* Problem statement
In the entries below, how many lines hold the string "text"? Give only the number.
-- start --
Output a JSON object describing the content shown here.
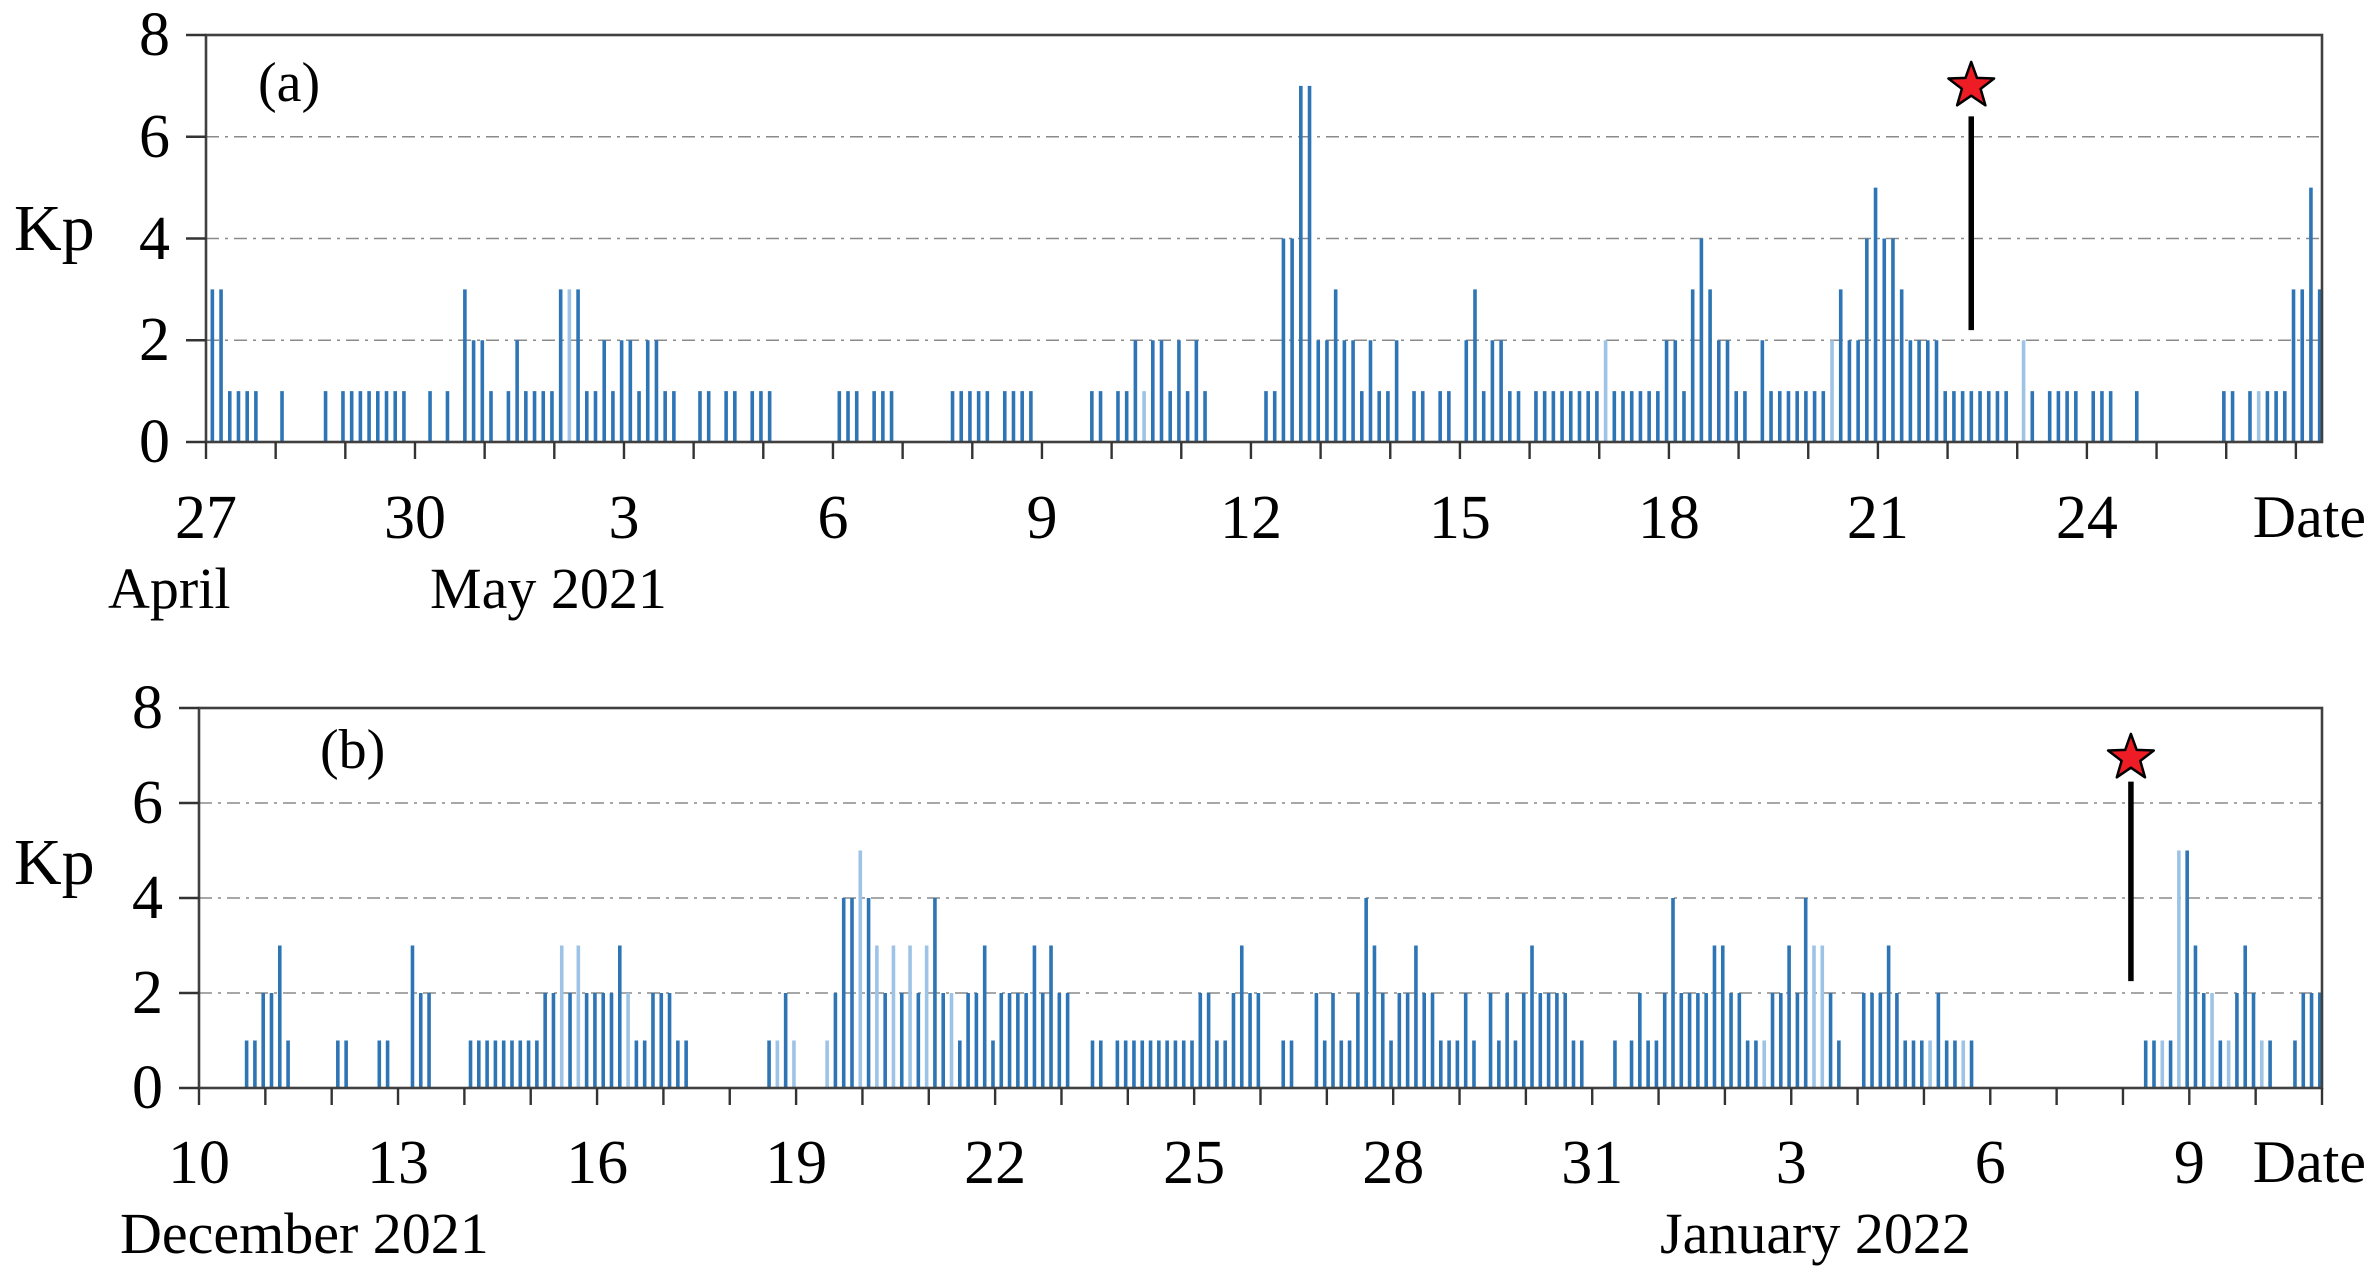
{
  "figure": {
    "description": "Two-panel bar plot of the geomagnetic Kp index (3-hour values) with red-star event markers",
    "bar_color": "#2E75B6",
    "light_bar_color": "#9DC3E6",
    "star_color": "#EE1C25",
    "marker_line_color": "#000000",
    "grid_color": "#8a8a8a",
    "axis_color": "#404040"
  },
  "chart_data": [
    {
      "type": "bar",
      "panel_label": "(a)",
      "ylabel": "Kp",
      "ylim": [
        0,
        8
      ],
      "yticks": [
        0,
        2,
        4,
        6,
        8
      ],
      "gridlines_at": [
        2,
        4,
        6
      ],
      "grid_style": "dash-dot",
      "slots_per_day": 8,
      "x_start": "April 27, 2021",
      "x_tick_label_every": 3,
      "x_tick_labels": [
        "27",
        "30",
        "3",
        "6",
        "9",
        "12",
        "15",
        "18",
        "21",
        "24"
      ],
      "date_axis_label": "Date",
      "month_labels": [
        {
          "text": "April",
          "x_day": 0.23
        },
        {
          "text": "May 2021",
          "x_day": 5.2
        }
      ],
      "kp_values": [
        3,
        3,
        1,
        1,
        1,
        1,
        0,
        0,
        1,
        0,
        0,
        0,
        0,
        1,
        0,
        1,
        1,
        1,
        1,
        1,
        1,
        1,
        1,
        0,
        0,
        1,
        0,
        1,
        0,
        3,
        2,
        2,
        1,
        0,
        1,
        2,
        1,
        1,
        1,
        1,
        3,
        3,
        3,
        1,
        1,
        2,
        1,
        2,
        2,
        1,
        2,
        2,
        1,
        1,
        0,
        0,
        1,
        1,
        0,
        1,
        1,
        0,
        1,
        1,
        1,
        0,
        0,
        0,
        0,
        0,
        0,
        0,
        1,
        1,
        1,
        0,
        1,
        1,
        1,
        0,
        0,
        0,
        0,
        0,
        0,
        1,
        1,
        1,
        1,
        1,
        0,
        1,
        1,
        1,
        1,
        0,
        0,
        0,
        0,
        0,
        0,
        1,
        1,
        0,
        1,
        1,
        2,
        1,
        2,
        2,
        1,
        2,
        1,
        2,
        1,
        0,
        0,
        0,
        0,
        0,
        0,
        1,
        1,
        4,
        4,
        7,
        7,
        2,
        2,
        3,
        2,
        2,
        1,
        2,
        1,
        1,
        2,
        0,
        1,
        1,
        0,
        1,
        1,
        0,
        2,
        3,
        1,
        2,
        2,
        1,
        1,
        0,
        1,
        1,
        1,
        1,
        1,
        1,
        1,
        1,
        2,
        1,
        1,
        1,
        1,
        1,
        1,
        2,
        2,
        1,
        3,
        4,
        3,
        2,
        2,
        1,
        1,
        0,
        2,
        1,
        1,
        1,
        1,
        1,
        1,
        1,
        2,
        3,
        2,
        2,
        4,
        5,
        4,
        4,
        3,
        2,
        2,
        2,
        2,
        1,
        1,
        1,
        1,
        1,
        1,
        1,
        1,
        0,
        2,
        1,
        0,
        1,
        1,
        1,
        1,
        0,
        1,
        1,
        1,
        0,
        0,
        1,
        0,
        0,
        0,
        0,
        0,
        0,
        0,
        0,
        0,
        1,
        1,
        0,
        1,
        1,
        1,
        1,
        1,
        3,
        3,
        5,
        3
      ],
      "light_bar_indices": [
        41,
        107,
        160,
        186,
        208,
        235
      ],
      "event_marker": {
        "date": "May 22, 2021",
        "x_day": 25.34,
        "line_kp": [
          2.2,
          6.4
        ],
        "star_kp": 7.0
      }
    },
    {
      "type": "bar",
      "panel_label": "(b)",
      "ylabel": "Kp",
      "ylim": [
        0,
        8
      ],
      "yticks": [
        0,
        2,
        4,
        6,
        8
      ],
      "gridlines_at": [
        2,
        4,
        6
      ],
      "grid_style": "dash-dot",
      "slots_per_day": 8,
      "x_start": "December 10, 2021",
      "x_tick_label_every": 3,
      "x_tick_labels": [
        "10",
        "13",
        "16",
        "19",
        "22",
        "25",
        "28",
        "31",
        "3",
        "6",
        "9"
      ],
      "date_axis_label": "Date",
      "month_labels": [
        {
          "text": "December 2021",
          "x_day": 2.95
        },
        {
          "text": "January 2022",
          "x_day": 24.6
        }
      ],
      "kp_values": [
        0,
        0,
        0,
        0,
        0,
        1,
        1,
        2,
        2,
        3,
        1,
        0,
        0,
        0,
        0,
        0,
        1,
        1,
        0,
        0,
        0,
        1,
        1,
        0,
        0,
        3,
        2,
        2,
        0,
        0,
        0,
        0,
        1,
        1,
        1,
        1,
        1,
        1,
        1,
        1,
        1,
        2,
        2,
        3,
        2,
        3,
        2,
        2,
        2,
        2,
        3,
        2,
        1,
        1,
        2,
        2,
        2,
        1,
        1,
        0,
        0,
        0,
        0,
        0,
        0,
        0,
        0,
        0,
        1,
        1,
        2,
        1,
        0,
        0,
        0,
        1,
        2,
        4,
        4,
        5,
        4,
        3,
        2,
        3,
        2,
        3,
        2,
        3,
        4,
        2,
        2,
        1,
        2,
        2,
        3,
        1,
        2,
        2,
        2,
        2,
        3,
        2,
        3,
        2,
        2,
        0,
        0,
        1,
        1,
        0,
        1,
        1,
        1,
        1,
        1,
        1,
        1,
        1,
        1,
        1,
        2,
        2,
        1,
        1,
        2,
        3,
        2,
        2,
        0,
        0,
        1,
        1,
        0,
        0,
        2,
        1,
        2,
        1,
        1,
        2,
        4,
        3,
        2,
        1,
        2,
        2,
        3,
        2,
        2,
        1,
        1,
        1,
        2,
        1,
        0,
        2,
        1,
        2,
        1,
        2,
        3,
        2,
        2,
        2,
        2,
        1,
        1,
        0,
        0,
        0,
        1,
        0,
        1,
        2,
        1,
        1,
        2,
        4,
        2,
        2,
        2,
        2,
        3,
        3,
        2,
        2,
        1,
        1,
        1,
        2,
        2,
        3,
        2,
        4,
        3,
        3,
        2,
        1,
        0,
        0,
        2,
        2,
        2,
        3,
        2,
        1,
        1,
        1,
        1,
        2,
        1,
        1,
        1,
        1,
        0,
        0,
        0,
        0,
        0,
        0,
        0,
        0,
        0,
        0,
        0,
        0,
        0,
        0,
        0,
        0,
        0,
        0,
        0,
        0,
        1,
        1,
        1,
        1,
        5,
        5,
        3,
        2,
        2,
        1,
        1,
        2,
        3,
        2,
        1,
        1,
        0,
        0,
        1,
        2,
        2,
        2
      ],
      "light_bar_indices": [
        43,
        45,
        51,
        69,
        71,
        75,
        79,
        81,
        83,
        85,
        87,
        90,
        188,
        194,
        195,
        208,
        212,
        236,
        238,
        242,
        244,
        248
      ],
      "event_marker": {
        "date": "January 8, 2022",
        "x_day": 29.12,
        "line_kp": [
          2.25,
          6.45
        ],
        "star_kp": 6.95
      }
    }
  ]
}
-- end --
* Exercise result
4